> _EXTRACTED RECORDS_:
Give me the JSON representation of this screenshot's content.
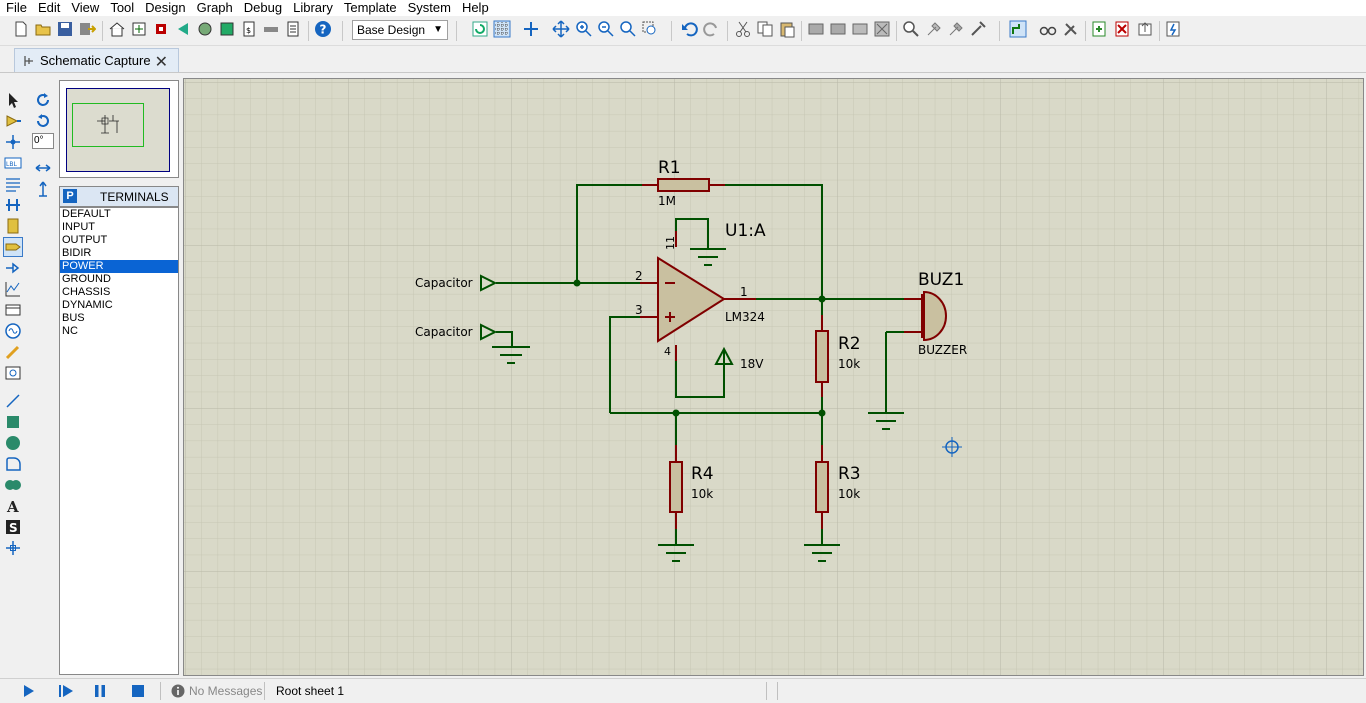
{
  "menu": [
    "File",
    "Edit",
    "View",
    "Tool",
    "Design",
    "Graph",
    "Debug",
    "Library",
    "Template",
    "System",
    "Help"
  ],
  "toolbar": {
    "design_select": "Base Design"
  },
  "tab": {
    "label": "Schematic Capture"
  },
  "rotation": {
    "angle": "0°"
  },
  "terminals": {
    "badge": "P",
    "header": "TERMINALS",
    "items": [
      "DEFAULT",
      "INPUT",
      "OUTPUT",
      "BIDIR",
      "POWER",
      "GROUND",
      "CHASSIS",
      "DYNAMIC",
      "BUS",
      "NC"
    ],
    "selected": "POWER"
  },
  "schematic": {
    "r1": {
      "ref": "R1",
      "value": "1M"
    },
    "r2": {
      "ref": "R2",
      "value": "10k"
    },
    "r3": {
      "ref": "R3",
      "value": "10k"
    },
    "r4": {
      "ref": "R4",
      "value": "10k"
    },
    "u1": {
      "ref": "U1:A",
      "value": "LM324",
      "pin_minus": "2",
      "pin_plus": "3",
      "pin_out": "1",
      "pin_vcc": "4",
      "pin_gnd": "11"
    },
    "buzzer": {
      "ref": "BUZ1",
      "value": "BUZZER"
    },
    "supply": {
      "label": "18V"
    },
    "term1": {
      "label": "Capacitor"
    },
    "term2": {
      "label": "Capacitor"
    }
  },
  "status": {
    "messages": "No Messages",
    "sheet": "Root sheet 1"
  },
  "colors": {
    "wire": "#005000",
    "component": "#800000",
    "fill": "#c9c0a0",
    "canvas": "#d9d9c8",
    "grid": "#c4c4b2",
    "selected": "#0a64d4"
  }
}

> _GIVEN REQUEST_: Return the entries unchanged, save for the pictures, which do not belong in the copy.

> _EXERCISE RESULT_:
Give me the JSON representation of this screenshot's content.
{
  "menu": [
    "File",
    "Edit",
    "View",
    "Tool",
    "Design",
    "Graph",
    "Debug",
    "Library",
    "Template",
    "System",
    "Help"
  ],
  "toolbar": {
    "design_select": "Base Design"
  },
  "tab": {
    "label": "Schematic Capture"
  },
  "rotation": {
    "angle": "0°"
  },
  "terminals": {
    "badge": "P",
    "header": "TERMINALS",
    "items": [
      "DEFAULT",
      "INPUT",
      "OUTPUT",
      "BIDIR",
      "POWER",
      "GROUND",
      "CHASSIS",
      "DYNAMIC",
      "BUS",
      "NC"
    ],
    "selected": "POWER"
  },
  "schematic": {
    "r1": {
      "ref": "R1",
      "value": "1M"
    },
    "r2": {
      "ref": "R2",
      "value": "10k"
    },
    "r3": {
      "ref": "R3",
      "value": "10k"
    },
    "r4": {
      "ref": "R4",
      "value": "10k"
    },
    "u1": {
      "ref": "U1:A",
      "value": "LM324",
      "pin_minus": "2",
      "pin_plus": "3",
      "pin_out": "1",
      "pin_vcc": "4",
      "pin_gnd": "11"
    },
    "buzzer": {
      "ref": "BUZ1",
      "value": "BUZZER"
    },
    "supply": {
      "label": "18V"
    },
    "term1": {
      "label": "Capacitor"
    },
    "term2": {
      "label": "Capacitor"
    }
  },
  "status": {
    "messages": "No Messages",
    "sheet": "Root sheet 1"
  },
  "colors": {
    "wire": "#005000",
    "component": "#800000",
    "fill": "#c9c0a0",
    "canvas": "#d9d9c8",
    "grid": "#c4c4b2",
    "selected": "#0a64d4"
  }
}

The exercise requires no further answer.